[Collected data entries]
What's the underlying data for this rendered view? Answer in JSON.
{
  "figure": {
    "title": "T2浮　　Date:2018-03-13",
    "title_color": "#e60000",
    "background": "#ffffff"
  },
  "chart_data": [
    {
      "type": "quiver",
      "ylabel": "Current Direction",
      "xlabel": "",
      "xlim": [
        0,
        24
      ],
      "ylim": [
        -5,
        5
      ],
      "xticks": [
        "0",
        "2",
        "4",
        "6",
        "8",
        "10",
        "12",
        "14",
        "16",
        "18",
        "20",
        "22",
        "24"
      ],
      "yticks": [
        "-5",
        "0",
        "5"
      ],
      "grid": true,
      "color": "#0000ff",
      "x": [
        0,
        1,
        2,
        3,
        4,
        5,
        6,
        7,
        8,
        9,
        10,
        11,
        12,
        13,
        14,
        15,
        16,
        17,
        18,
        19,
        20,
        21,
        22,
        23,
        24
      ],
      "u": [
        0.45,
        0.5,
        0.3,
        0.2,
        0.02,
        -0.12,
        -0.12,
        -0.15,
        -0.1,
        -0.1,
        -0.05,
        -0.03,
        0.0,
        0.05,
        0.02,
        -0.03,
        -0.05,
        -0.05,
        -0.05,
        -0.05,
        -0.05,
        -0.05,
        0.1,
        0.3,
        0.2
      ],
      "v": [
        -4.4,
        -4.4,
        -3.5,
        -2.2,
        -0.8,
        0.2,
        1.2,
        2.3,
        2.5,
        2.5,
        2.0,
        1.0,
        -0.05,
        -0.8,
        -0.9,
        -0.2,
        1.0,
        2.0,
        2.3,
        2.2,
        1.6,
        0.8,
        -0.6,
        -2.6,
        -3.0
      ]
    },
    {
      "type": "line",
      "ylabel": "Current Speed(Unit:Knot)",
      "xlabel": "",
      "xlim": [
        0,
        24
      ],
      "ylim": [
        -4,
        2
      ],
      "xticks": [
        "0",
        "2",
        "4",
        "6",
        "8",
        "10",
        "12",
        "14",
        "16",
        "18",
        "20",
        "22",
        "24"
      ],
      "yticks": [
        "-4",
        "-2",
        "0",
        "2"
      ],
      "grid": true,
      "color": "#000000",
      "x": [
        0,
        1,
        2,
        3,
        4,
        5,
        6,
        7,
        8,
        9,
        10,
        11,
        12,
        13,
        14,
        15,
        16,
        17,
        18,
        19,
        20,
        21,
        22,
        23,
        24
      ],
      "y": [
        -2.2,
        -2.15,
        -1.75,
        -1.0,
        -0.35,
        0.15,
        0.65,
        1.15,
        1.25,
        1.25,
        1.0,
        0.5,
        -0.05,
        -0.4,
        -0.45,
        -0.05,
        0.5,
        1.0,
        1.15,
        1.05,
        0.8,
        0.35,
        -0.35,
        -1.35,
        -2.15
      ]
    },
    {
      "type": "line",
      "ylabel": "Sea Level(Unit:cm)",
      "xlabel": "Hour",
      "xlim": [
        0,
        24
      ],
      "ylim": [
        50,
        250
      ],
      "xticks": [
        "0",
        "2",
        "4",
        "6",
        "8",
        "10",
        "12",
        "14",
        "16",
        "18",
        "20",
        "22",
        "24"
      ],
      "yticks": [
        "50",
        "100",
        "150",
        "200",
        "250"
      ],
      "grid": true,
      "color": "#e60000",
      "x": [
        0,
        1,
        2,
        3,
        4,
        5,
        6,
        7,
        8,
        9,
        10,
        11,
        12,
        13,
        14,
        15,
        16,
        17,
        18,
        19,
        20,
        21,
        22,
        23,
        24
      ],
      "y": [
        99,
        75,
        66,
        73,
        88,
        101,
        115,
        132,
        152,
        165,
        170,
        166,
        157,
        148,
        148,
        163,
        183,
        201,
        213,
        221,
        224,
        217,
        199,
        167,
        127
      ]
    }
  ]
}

Problem →
Above are some records; repeat all of them exactly.

Solution below →
What's the underlying data for this rendered view? Answer in JSON.
{
  "figure": {
    "title": "T2浮　　Date:2018-03-13",
    "title_color": "#e60000",
    "background": "#ffffff"
  },
  "chart_data": [
    {
      "type": "quiver",
      "ylabel": "Current Direction",
      "xlabel": "",
      "xlim": [
        0,
        24
      ],
      "ylim": [
        -5,
        5
      ],
      "xticks": [
        "0",
        "2",
        "4",
        "6",
        "8",
        "10",
        "12",
        "14",
        "16",
        "18",
        "20",
        "22",
        "24"
      ],
      "yticks": [
        "-5",
        "0",
        "5"
      ],
      "grid": true,
      "color": "#0000ff",
      "x": [
        0,
        1,
        2,
        3,
        4,
        5,
        6,
        7,
        8,
        9,
        10,
        11,
        12,
        13,
        14,
        15,
        16,
        17,
        18,
        19,
        20,
        21,
        22,
        23,
        24
      ],
      "u": [
        0.45,
        0.5,
        0.3,
        0.2,
        0.02,
        -0.12,
        -0.12,
        -0.15,
        -0.1,
        -0.1,
        -0.05,
        -0.03,
        0.0,
        0.05,
        0.02,
        -0.03,
        -0.05,
        -0.05,
        -0.05,
        -0.05,
        -0.05,
        -0.05,
        0.1,
        0.3,
        0.2
      ],
      "v": [
        -4.4,
        -4.4,
        -3.5,
        -2.2,
        -0.8,
        0.2,
        1.2,
        2.3,
        2.5,
        2.5,
        2.0,
        1.0,
        -0.05,
        -0.8,
        -0.9,
        -0.2,
        1.0,
        2.0,
        2.3,
        2.2,
        1.6,
        0.8,
        -0.6,
        -2.6,
        -3.0
      ]
    },
    {
      "type": "line",
      "ylabel": "Current Speed(Unit:Knot)",
      "xlabel": "",
      "xlim": [
        0,
        24
      ],
      "ylim": [
        -4,
        2
      ],
      "xticks": [
        "0",
        "2",
        "4",
        "6",
        "8",
        "10",
        "12",
        "14",
        "16",
        "18",
        "20",
        "22",
        "24"
      ],
      "yticks": [
        "-4",
        "-2",
        "0",
        "2"
      ],
      "grid": true,
      "color": "#000000",
      "x": [
        0,
        1,
        2,
        3,
        4,
        5,
        6,
        7,
        8,
        9,
        10,
        11,
        12,
        13,
        14,
        15,
        16,
        17,
        18,
        19,
        20,
        21,
        22,
        23,
        24
      ],
      "y": [
        -2.2,
        -2.15,
        -1.75,
        -1.0,
        -0.35,
        0.15,
        0.65,
        1.15,
        1.25,
        1.25,
        1.0,
        0.5,
        -0.05,
        -0.4,
        -0.45,
        -0.05,
        0.5,
        1.0,
        1.15,
        1.05,
        0.8,
        0.35,
        -0.35,
        -1.35,
        -2.15
      ]
    },
    {
      "type": "line",
      "ylabel": "Sea Level(Unit:cm)",
      "xlabel": "Hour",
      "xlim": [
        0,
        24
      ],
      "ylim": [
        50,
        250
      ],
      "xticks": [
        "0",
        "2",
        "4",
        "6",
        "8",
        "10",
        "12",
        "14",
        "16",
        "18",
        "20",
        "22",
        "24"
      ],
      "yticks": [
        "50",
        "100",
        "150",
        "200",
        "250"
      ],
      "grid": true,
      "color": "#e60000",
      "x": [
        0,
        1,
        2,
        3,
        4,
        5,
        6,
        7,
        8,
        9,
        10,
        11,
        12,
        13,
        14,
        15,
        16,
        17,
        18,
        19,
        20,
        21,
        22,
        23,
        24
      ],
      "y": [
        99,
        75,
        66,
        73,
        88,
        101,
        115,
        132,
        152,
        165,
        170,
        166,
        157,
        148,
        148,
        163,
        183,
        201,
        213,
        221,
        224,
        217,
        199,
        167,
        127
      ]
    }
  ]
}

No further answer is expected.